* start Records *
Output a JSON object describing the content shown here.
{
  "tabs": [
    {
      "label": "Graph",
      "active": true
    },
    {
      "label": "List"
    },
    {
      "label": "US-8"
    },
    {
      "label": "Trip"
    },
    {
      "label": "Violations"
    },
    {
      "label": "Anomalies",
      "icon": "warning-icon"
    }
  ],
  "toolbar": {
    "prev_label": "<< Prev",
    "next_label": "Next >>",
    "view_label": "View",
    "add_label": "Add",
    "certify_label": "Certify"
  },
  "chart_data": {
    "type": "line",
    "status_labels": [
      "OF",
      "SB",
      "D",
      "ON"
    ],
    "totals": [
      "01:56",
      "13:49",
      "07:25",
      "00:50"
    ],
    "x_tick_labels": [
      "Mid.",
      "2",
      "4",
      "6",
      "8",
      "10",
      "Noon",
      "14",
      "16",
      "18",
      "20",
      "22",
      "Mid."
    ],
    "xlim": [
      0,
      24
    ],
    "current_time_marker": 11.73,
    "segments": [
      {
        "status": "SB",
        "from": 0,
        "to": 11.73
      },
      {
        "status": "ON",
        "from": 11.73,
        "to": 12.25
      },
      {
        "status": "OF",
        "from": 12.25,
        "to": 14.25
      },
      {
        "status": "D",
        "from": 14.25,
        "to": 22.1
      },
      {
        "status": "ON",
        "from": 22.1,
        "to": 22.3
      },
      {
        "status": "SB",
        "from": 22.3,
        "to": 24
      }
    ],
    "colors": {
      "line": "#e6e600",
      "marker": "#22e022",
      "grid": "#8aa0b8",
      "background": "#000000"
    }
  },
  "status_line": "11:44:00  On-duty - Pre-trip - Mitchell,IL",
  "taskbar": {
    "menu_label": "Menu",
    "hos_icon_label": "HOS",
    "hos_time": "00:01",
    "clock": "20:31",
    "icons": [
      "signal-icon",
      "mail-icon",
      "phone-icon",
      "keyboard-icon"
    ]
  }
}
* end Records *
* _Requirements_
Your task is to return the full listing exactly as it was given.

* _Solution to the exercise_
Output a JSON object describing the content shown here.
{
  "tabs": [
    {
      "label": "Graph",
      "active": true
    },
    {
      "label": "List"
    },
    {
      "label": "US-8"
    },
    {
      "label": "Trip"
    },
    {
      "label": "Violations"
    },
    {
      "label": "Anomalies",
      "icon": "warning-icon"
    }
  ],
  "toolbar": {
    "prev_label": "<< Prev",
    "next_label": "Next >>",
    "view_label": "View",
    "add_label": "Add",
    "certify_label": "Certify"
  },
  "chart_data": {
    "type": "line",
    "status_labels": [
      "OF",
      "SB",
      "D",
      "ON"
    ],
    "totals": [
      "01:56",
      "13:49",
      "07:25",
      "00:50"
    ],
    "x_tick_labels": [
      "Mid.",
      "2",
      "4",
      "6",
      "8",
      "10",
      "Noon",
      "14",
      "16",
      "18",
      "20",
      "22",
      "Mid."
    ],
    "xlim": [
      0,
      24
    ],
    "current_time_marker": 11.73,
    "segments": [
      {
        "status": "SB",
        "from": 0,
        "to": 11.73
      },
      {
        "status": "ON",
        "from": 11.73,
        "to": 12.25
      },
      {
        "status": "OF",
        "from": 12.25,
        "to": 14.25
      },
      {
        "status": "D",
        "from": 14.25,
        "to": 22.1
      },
      {
        "status": "ON",
        "from": 22.1,
        "to": 22.3
      },
      {
        "status": "SB",
        "from": 22.3,
        "to": 24
      }
    ],
    "colors": {
      "line": "#e6e600",
      "marker": "#22e022",
      "grid": "#8aa0b8",
      "background": "#000000"
    }
  },
  "status_line": "11:44:00  On-duty - Pre-trip - Mitchell,IL",
  "taskbar": {
    "menu_label": "Menu",
    "hos_icon_label": "HOS",
    "hos_time": "00:01",
    "clock": "20:31",
    "icons": [
      "signal-icon",
      "mail-icon",
      "phone-icon",
      "keyboard-icon"
    ]
  }
}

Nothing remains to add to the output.